* Begin Raw records *
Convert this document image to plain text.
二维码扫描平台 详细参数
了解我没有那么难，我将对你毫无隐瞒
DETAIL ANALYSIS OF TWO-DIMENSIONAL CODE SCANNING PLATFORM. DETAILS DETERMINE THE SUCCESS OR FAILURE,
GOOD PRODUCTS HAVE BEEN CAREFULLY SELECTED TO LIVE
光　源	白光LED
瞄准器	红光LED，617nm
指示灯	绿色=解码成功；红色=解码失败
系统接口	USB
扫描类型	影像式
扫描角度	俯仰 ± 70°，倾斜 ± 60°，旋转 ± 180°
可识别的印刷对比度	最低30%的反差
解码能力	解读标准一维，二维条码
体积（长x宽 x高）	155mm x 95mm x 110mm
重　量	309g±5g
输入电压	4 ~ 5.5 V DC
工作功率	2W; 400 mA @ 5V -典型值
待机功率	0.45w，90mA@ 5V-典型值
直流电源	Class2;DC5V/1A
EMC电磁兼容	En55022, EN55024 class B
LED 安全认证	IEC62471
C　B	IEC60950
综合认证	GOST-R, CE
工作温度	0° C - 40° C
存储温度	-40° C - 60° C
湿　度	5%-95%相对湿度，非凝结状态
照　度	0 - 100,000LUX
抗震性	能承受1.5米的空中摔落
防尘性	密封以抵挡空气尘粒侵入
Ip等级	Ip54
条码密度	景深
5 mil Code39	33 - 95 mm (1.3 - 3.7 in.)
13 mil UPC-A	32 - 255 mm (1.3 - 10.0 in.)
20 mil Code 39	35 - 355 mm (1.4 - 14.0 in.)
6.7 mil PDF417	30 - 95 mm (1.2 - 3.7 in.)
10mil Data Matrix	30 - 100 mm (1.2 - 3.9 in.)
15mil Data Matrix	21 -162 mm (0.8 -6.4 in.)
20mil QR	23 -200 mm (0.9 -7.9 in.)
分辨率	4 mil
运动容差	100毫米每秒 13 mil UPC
* End Raw records *
▸ Required task
Extract the full set of entries word for word.

▸ Task answer
Convert this document image to plain text.
二维码扫描平台 详细参数
了解我没有那么难，我将对你毫无隐瞒
DETAIL ANALYSIS OF TWO-DIMENSIONAL CODE SCANNING PLATFORM. DETAILS DETERMINE THE SUCCESS OR FAILURE,
GOOD PRODUCTS HAVE BEEN CAREFULLY SELECTED TO LIVE
光　源	白光LED
瞄准器	红光LED，617nm
指示灯	绿色=解码成功；红色=解码失败
系统接口	USB
扫描类型	影像式
扫描角度	俯仰 ± 70°，倾斜 ± 60°，旋转 ± 180°
可识别的印刷对比度	最低30%的反差
解码能力	解读标准一维，二维条码
体积（长x宽 x高）	155mm x 95mm x 110mm
重　量	309g±5g
输入电压	4 ~ 5.5 V DC
工作功率	2W; 400 mA @ 5V -典型值
待机功率	0.45w，90mA@ 5V-典型值
直流电源	Class2;DC5V/1A
EMC电磁兼容	En55022, EN55024 class B
LED 安全认证	IEC62471
C　B	IEC60950
综合认证	GOST-R, CE
工作温度	0° C - 40° C
存储温度	-40° C - 60° C
湿　度	5%-95%相对湿度，非凝结状态
照　度	0 - 100,000LUX
抗震性	能承受1.5米的空中摔落
防尘性	密封以抵挡空气尘粒侵入
Ip等级	Ip54
条码密度	景深
5 mil Code39	33 - 95 mm (1.3 - 3.7 in.)
13 mil UPC-A	32 - 255 mm (1.3 - 10.0 in.)
20 mil Code 39	35 - 355 mm (1.4 - 14.0 in.)
6.7 mil PDF417	30 - 95 mm (1.2 - 3.7 in.)
10mil Data Matrix	30 - 100 mm (1.2 - 3.9 in.)
15mil Data Matrix	21 -162 mm (0.8 -6.4 in.)
20mil QR	23 -200 mm (0.9 -7.9 in.)
分辨率	4 mil
运动容差	100毫米每秒 13 mil UPC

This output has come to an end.